TASK BRIEF | The records underneath are to be repeated exactly, with the pictures left out.

GIVEN ENTRIES |
□ □ □ □

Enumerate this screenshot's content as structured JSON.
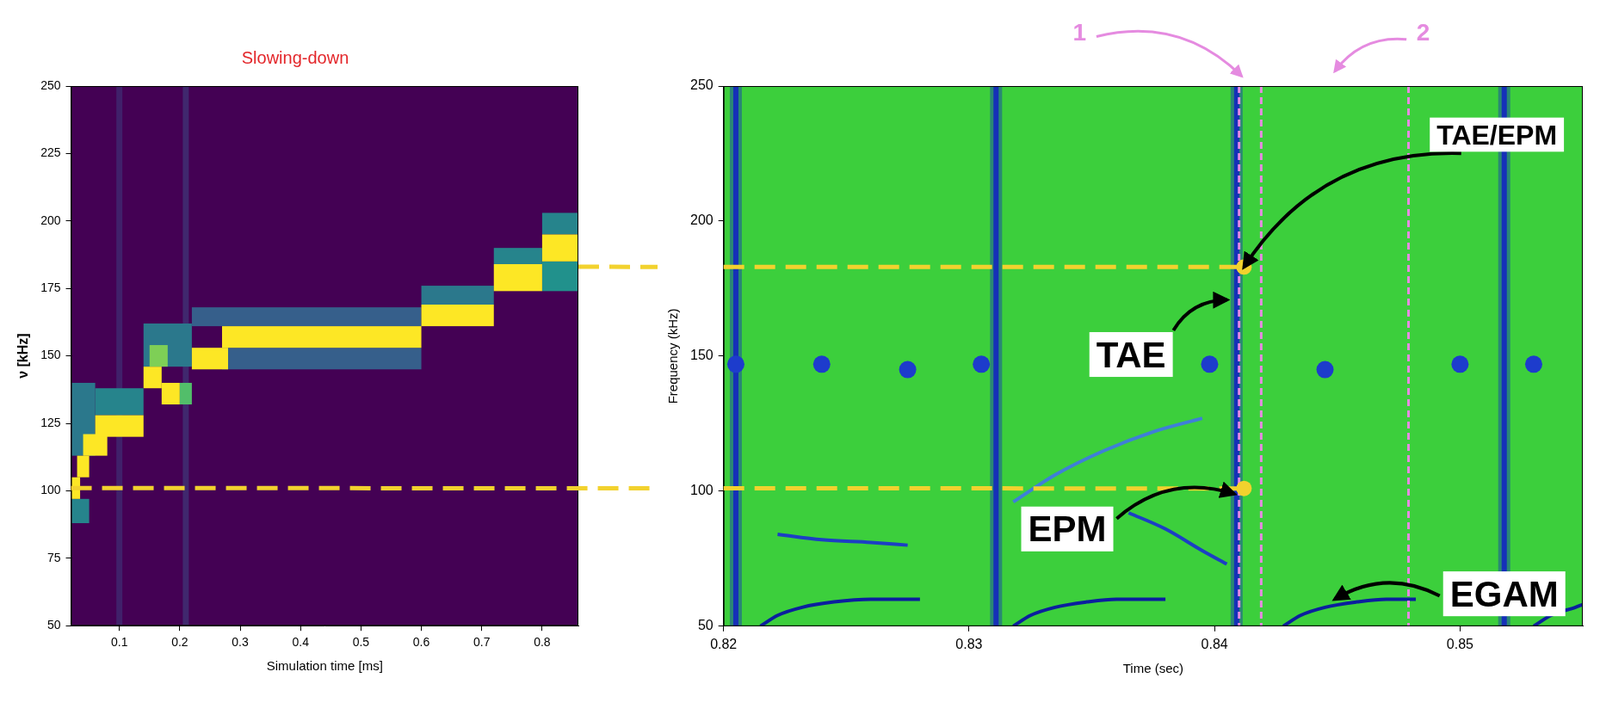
{
  "chart_data": [
    {
      "type": "heatmap",
      "title": "Slowing-down",
      "x_label": "Simulation time [ms]",
      "y_label": "ν [kHz]",
      "xlim": [
        0.02,
        0.86
      ],
      "xticks": [
        0.1,
        0.2,
        0.3,
        0.4,
        0.5,
        0.6,
        0.7,
        0.8
      ],
      "ylim": [
        50,
        250
      ],
      "yticks": [
        50,
        75,
        100,
        125,
        150,
        175,
        200,
        225,
        250
      ],
      "grid": false,
      "zlim": [
        0,
        1
      ],
      "cells": [
        {
          "x": [
            0.095,
            0.105
          ],
          "y": [
            50,
            250
          ],
          "value": 0.1
        },
        {
          "x": [
            0.205,
            0.215
          ],
          "y": [
            50,
            250
          ],
          "value": 0.12
        },
        {
          "x": [
            0.02,
            0.05
          ],
          "y": [
            88,
            97
          ],
          "value": 0.45
        },
        {
          "x": [
            0.02,
            0.06
          ],
          "y": [
            113,
            140
          ],
          "value": 0.4
        },
        {
          "x": [
            0.06,
            0.14
          ],
          "y": [
            128,
            138
          ],
          "value": 0.45
        },
        {
          "x": [
            0.14,
            0.22
          ],
          "y": [
            146,
            162
          ],
          "value": 0.4
        },
        {
          "x": [
            0.22,
            0.6
          ],
          "y": [
            161,
            168
          ],
          "value": 0.3
        },
        {
          "x": [
            0.27,
            0.6
          ],
          "y": [
            145,
            153
          ],
          "value": 0.3
        },
        {
          "x": [
            0.6,
            0.72
          ],
          "y": [
            169,
            176
          ],
          "value": 0.4
        },
        {
          "x": [
            0.72,
            0.8
          ],
          "y": [
            184,
            190
          ],
          "value": 0.45
        },
        {
          "x": [
            0.8,
            0.86
          ],
          "y": [
            174,
            185
          ],
          "value": 0.5
        },
        {
          "x": [
            0.8,
            0.86
          ],
          "y": [
            195,
            203
          ],
          "value": 0.45
        },
        {
          "x": [
            0.02,
            0.035
          ],
          "y": [
            97,
            105
          ],
          "value": 1
        },
        {
          "x": [
            0.03,
            0.05
          ],
          "y": [
            105,
            113
          ],
          "value": 1
        },
        {
          "x": [
            0.04,
            0.08
          ],
          "y": [
            113,
            121
          ],
          "value": 1
        },
        {
          "x": [
            0.06,
            0.14
          ],
          "y": [
            120,
            128
          ],
          "value": 1
        },
        {
          "x": [
            0.14,
            0.17
          ],
          "y": [
            138,
            146
          ],
          "value": 1
        },
        {
          "x": [
            0.15,
            0.18
          ],
          "y": [
            146,
            154
          ],
          "value": 0.8
        },
        {
          "x": [
            0.17,
            0.2
          ],
          "y": [
            132,
            140
          ],
          "value": 1
        },
        {
          "x": [
            0.2,
            0.22
          ],
          "y": [
            132,
            140
          ],
          "value": 0.7
        },
        {
          "x": [
            0.22,
            0.28
          ],
          "y": [
            145,
            153
          ],
          "value": 1
        },
        {
          "x": [
            0.27,
            0.6
          ],
          "y": [
            153,
            161
          ],
          "value": 1
        },
        {
          "x": [
            0.6,
            0.72
          ],
          "y": [
            161,
            169
          ],
          "value": 1
        },
        {
          "x": [
            0.72,
            0.8
          ],
          "y": [
            174,
            184
          ],
          "value": 1
        },
        {
          "x": [
            0.8,
            0.86
          ],
          "y": [
            185,
            195
          ],
          "value": 1
        }
      ]
    },
    {
      "type": "spectrogram",
      "x_label": "Time (sec)",
      "y_label": "Frequency (kHz)",
      "xlim": [
        0.82,
        0.855
      ],
      "xticks": [
        0.82,
        0.83,
        0.84,
        0.85
      ],
      "ylim": [
        50,
        250
      ],
      "yticks": [
        50,
        100,
        150,
        200,
        250
      ],
      "grid": false,
      "bursts": {
        "x": [
          0.8205,
          0.8311,
          0.8409,
          0.8518
        ],
        "color": "#1530b8"
      },
      "series": [
        {
          "type": "line",
          "color": "#0b1f9e",
          "x": [
            0.8215,
            0.8222,
            0.8232,
            0.8245,
            0.826,
            0.828
          ],
          "values": [
            50,
            54,
            57,
            59,
            60,
            60
          ]
        },
        {
          "type": "line",
          "color": "#0b1f9e",
          "x": [
            0.8318,
            0.8325,
            0.8335,
            0.8348,
            0.836,
            0.838
          ],
          "values": [
            50,
            54,
            57,
            59,
            60,
            60
          ]
        },
        {
          "type": "line",
          "color": "#0b1f9e",
          "x": [
            0.8428,
            0.8435,
            0.8445,
            0.8458,
            0.847,
            0.8482
          ],
          "values": [
            50,
            54,
            57,
            59,
            60,
            60
          ]
        },
        {
          "type": "line",
          "color": "#0b1f9e",
          "x": [
            0.853,
            0.8537,
            0.8547,
            0.855
          ],
          "values": [
            50,
            54,
            57,
            58
          ]
        },
        {
          "type": "line",
          "color": "#1c3fc4",
          "x": [
            0.8222,
            0.824,
            0.826,
            0.8275
          ],
          "values": [
            84,
            82,
            81,
            80
          ]
        },
        {
          "type": "line",
          "color": "#1c3fc4",
          "x": [
            0.8365,
            0.838,
            0.8395,
            0.8405
          ],
          "values": [
            92,
            86,
            78,
            73
          ]
        },
        {
          "type": "line",
          "color": "#3f7fd8",
          "x": [
            0.8318,
            0.8335,
            0.8355,
            0.8375,
            0.8395
          ],
          "values": [
            96,
            106,
            115,
            122,
            127
          ]
        },
        {
          "type": "scatter",
          "marker": "circle",
          "color": "#1d3ccc",
          "x": [
            0.8205,
            0.824,
            0.8275,
            0.8305,
            0.8398,
            0.8445,
            0.85,
            0.853
          ],
          "values": [
            147,
            147,
            145,
            147,
            147,
            145,
            147,
            147
          ]
        }
      ],
      "markers": {
        "x": [
          0.841,
          0.8419,
          0.8479
        ],
        "color": "#e58be0",
        "line_style": "dashed"
      },
      "annotations": [
        {
          "text": "TAE/EPM",
          "x": 0.8515,
          "y": 232,
          "arrow_to": [
            0.8412,
            183
          ]
        },
        {
          "text": "TAE",
          "x": 0.8366,
          "y": 150.6,
          "arrow_to": [
            0.8405,
            170.8
          ]
        },
        {
          "text": "EPM",
          "x": 0.834,
          "y": 86,
          "arrow_to": [
            0.8408,
            99
          ]
        },
        {
          "text": "EGAM",
          "x": 0.8518,
          "y": 62,
          "arrow_to": [
            0.8449,
            60
          ]
        },
        {
          "text": "1",
          "x": 0.8345,
          "y": 270,
          "arrow_to": [
            0.8411,
            253.7
          ],
          "color": "#e58be0"
        },
        {
          "text": "2",
          "x": 0.8485,
          "y": 270,
          "arrow_to": [
            0.8449,
            255.5
          ],
          "color": "#e58be0"
        }
      ]
    }
  ],
  "links": [
    {
      "y": 183,
      "x_left": 0.86,
      "x_right": 0.8412,
      "color": "#f2d22e",
      "line_style": "dashed",
      "marker": "circle"
    },
    {
      "y": 101,
      "x_left": 0.02,
      "x_right": 0.8412,
      "color": "#f2d22e",
      "line_style": "dashed",
      "marker": "circle"
    }
  ]
}
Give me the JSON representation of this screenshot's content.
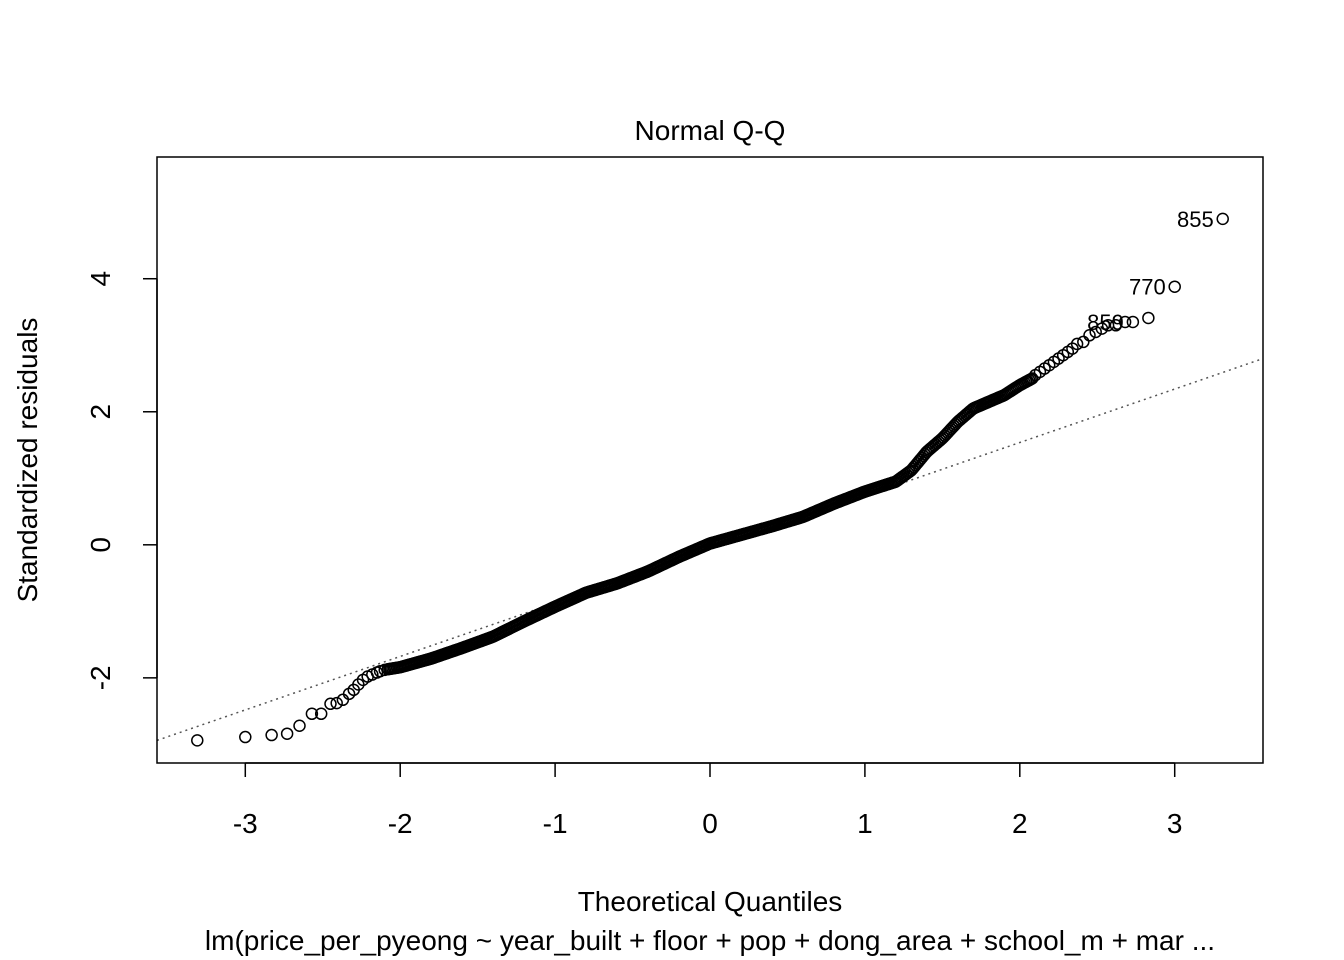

□ □ □ □

EXERCISE OUTPUT |
Enumerate this screenshot's content as structured JSON.
{
  "chart_data": [
    {
      "type": "heatmap",
      "title": "Slowing-down",
      "x_label": "Simulation time [ms]",
      "y_label": "ν [kHz]",
      "xlim": [
        0.02,
        0.86
      ],
      "xticks": [
        0.1,
        0.2,
        0.3,
        0.4,
        0.5,
        0.6,
        0.7,
        0.8
      ],
      "ylim": [
        50,
        250
      ],
      "yticks": [
        50,
        75,
        100,
        125,
        150,
        175,
        200,
        225,
        250
      ],
      "grid": false,
      "zlim": [
        0,
        1
      ],
      "cells": [
        {
          "x": [
            0.095,
            0.105
          ],
          "y": [
            50,
            250
          ],
          "value": 0.1
        },
        {
          "x": [
            0.205,
            0.215
          ],
          "y": [
            50,
            250
          ],
          "value": 0.12
        },
        {
          "x": [
            0.02,
            0.05
          ],
          "y": [
            88,
            97
          ],
          "value": 0.45
        },
        {
          "x": [
            0.02,
            0.06
          ],
          "y": [
            113,
            140
          ],
          "value": 0.4
        },
        {
          "x": [
            0.06,
            0.14
          ],
          "y": [
            128,
            138
          ],
          "value": 0.45
        },
        {
          "x": [
            0.14,
            0.22
          ],
          "y": [
            146,
            162
          ],
          "value": 0.4
        },
        {
          "x": [
            0.22,
            0.6
          ],
          "y": [
            161,
            168
          ],
          "value": 0.3
        },
        {
          "x": [
            0.27,
            0.6
          ],
          "y": [
            145,
            153
          ],
          "value": 0.3
        },
        {
          "x": [
            0.6,
            0.72
          ],
          "y": [
            169,
            176
          ],
          "value": 0.4
        },
        {
          "x": [
            0.72,
            0.8
          ],
          "y": [
            184,
            190
          ],
          "value": 0.45
        },
        {
          "x": [
            0.8,
            0.86
          ],
          "y": [
            174,
            185
          ],
          "value": 0.5
        },
        {
          "x": [
            0.8,
            0.86
          ],
          "y": [
            195,
            203
          ],
          "value": 0.45
        },
        {
          "x": [
            0.02,
            0.035
          ],
          "y": [
            97,
            105
          ],
          "value": 1
        },
        {
          "x": [
            0.03,
            0.05
          ],
          "y": [
            105,
            113
          ],
          "value": 1
        },
        {
          "x": [
            0.04,
            0.08
          ],
          "y": [
            113,
            121
          ],
          "value": 1
        },
        {
          "x": [
            0.06,
            0.14
          ],
          "y": [
            120,
            128
          ],
          "value": 1
        },
        {
          "x": [
            0.14,
            0.17
          ],
          "y": [
            138,
            146
          ],
          "value": 1
        },
        {
          "x": [
            0.15,
            0.18
          ],
          "y": [
            146,
            154
          ],
          "value": 0.8
        },
        {
          "x": [
            0.17,
            0.2
          ],
          "y": [
            132,
            140
          ],
          "value": 1
        },
        {
          "x": [
            0.2,
            0.22
          ],
          "y": [
            132,
            140
          ],
          "value": 0.7
        },
        {
          "x": [
            0.22,
            0.28
          ],
          "y": [
            145,
            153
          ],
          "value": 1
        },
        {
          "x": [
            0.27,
            0.6
          ],
          "y": [
            153,
            161
          ],
          "value": 1
        },
        {
          "x": [
            0.6,
            0.72
          ],
          "y": [
            161,
            169
          ],
          "value": 1
        },
        {
          "x": [
            0.72,
            0.8
          ],
          "y": [
            174,
            184
          ],
          "value": 1
        },
        {
          "x": [
            0.8,
            0.86
          ],
          "y": [
            185,
            195
          ],
          "value": 1
        }
      ]
    },
    {
      "type": "spectrogram",
      "x_label": "Time (sec)",
      "y_label": "Frequency (kHz)",
      "xlim": [
        0.82,
        0.855
      ],
      "xticks": [
        0.82,
        0.83,
        0.84,
        0.85
      ],
      "ylim": [
        50,
        250
      ],
      "yticks": [
        50,
        100,
        150,
        200,
        250
      ],
      "grid": false,
      "bursts": {
        "x": [
          0.8205,
          0.8311,
          0.8409,
          0.8518
        ],
        "color": "#1530b8"
      },
      "series": [
        {
          "type": "line",
          "color": "#0b1f9e",
          "x": [
            0.8215,
            0.8222,
            0.8232,
            0.8245,
            0.826,
            0.828
          ],
          "values": [
            50,
            54,
            57,
            59,
            60,
            60
          ]
        },
        {
          "type": "line",
          "color": "#0b1f9e",
          "x": [
            0.8318,
            0.8325,
            0.8335,
            0.8348,
            0.836,
            0.838
          ],
          "values": [
            50,
            54,
            57,
            59,
            60,
            60
          ]
        },
        {
          "type": "line",
          "color": "#0b1f9e",
          "x": [
            0.8428,
            0.8435,
            0.8445,
            0.8458,
            0.847,
            0.8482
          ],
          "values": [
            50,
            54,
            57,
            59,
            60,
            60
          ]
        },
        {
          "type": "line",
          "color": "#0b1f9e",
          "x": [
            0.853,
            0.8537,
            0.8547,
            0.855
          ],
          "values": [
            50,
            54,
            57,
            58
          ]
        },
        {
          "type": "line",
          "color": "#1c3fc4",
          "x": [
            0.8222,
            0.824,
            0.826,
            0.8275
          ],
          "values": [
            84,
            82,
            81,
            80
          ]
        },
        {
          "type": "line",
          "color": "#1c3fc4",
          "x": [
            0.8365,
            0.838,
            0.8395,
            0.8405
          ],
          "values": [
            92,
            86,
            78,
            73
          ]
        },
        {
          "type": "line",
          "color": "#3f7fd8",
          "x": [
            0.8318,
            0.8335,
            0.8355,
            0.8375,
            0.8395
          ],
          "values": [
            96,
            106,
            115,
            122,
            127
          ]
        },
        {
          "type": "scatter",
          "marker": "circle",
          "color": "#1d3ccc",
          "x": [
            0.8205,
            0.824,
            0.8275,
            0.8305,
            0.8398,
            0.8445,
            0.85,
            0.853
          ],
          "values": [
            147,
            147,
            145,
            147,
            147,
            145,
            147,
            147
          ]
        }
      ],
      "markers": {
        "x": [
          0.841,
          0.8419,
          0.8479
        ],
        "color": "#e58be0",
        "line_style": "dashed"
      },
      "annotations": [
        {
          "text": "TAE/EPM",
          "x": 0.8515,
          "y": 232,
          "arrow_to": [
            0.8412,
            183
          ]
        },
        {
          "text": "TAE",
          "x": 0.8366,
          "y": 150.6,
          "arrow_to": [
            0.8405,
            170.8
          ]
        },
        {
          "text": "EPM",
          "x": 0.834,
          "y": 86,
          "arrow_to": [
            0.8408,
            99
          ]
        },
        {
          "text": "EGAM",
          "x": 0.8518,
          "y": 62,
          "arrow_to": [
            0.8449,
            60
          ]
        },
        {
          "text": "1",
          "x": 0.8345,
          "y": 270,
          "arrow_to": [
            0.8411,
            253.7
          ],
          "color": "#e58be0"
        },
        {
          "text": "2",
          "x": 0.8485,
          "y": 270,
          "arrow_to": [
            0.8449,
            255.5
          ],
          "color": "#e58be0"
        }
      ]
    }
  ],
  "links": [
    {
      "y": 183,
      "x_left": 0.86,
      "x_right": 0.8412,
      "color": "#f2d22e",
      "line_style": "dashed",
      "marker": "circle"
    },
    {
      "y": 101,
      "x_left": 0.02,
      "x_right": 0.8412,
      "color": "#f2d22e",
      "line_style": "dashed",
      "marker": "circle"
    }
  ]
}
Give me the JSON representation of this screenshot's content.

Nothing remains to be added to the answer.